◆ SET EXERCISE
Copy the entries starting at the first one and ending at the line containing "- text: step 03 description: and", swapping "procedural" for "legal" and keeping everything else the same.

◆ GIVEN ENTRIES
__________
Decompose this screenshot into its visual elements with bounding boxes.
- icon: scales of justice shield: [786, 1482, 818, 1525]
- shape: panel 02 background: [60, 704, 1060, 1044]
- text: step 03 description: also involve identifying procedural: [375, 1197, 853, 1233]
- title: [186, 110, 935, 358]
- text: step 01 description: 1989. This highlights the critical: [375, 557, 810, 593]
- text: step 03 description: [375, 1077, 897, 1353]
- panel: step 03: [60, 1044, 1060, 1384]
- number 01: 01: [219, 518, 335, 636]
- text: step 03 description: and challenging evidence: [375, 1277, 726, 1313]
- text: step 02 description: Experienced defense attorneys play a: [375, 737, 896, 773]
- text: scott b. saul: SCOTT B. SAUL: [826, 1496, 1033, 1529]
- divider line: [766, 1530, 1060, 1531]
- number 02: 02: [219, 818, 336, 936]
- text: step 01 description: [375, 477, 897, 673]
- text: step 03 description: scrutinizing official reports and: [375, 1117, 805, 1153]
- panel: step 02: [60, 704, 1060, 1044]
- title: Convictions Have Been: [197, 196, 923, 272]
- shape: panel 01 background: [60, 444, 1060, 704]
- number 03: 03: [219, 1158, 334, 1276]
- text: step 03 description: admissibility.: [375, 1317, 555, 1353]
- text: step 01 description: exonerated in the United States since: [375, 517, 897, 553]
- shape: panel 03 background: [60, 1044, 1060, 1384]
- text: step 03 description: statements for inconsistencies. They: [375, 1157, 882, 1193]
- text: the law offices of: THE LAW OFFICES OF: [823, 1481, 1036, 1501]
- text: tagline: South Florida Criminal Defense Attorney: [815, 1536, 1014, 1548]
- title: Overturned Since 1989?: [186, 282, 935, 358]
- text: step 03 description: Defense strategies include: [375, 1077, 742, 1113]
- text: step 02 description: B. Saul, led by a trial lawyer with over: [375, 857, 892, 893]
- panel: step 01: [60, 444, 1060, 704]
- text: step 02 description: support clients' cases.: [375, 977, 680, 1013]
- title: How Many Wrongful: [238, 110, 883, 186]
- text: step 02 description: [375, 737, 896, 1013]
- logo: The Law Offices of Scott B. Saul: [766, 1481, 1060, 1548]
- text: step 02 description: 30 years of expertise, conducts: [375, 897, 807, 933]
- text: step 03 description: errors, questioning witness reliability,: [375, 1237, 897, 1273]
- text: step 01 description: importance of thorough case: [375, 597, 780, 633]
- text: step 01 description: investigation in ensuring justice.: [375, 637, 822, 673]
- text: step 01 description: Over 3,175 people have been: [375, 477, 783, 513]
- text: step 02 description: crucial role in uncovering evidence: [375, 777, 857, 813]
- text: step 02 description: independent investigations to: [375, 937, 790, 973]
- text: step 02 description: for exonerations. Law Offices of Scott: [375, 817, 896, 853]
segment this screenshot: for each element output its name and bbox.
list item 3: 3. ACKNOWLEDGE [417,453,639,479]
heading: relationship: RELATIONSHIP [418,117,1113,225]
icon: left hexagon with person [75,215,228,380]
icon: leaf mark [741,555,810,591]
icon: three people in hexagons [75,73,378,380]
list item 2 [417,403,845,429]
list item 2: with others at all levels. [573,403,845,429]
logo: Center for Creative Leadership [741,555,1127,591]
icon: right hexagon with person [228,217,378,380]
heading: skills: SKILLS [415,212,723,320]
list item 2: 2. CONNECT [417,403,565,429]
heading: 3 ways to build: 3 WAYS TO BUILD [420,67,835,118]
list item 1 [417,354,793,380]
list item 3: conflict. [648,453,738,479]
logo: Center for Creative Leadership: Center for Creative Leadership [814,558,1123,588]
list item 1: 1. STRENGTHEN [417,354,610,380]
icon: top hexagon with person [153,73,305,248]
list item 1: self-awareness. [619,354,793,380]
__________
◆ CORRECT RESULT
Decompose this screenshot into its visual elements with bounding boxes.
- icon: scales of justice shield: [786, 1482, 818, 1525]
- shape: panel 02 background: [60, 704, 1060, 1044]
- text: step 03 description: also involve identifying legal: [375, 1197, 853, 1233]
- title: [186, 110, 935, 358]
- text: step 01 description: 1989. This highlights the critical: [375, 557, 810, 593]
- text: step 03 description: [375, 1077, 897, 1353]
- panel: step 03: [60, 1044, 1060, 1384]
- number 01: 01: [219, 518, 335, 636]
- text: step 03 description: and challenging evidence: [375, 1277, 726, 1313]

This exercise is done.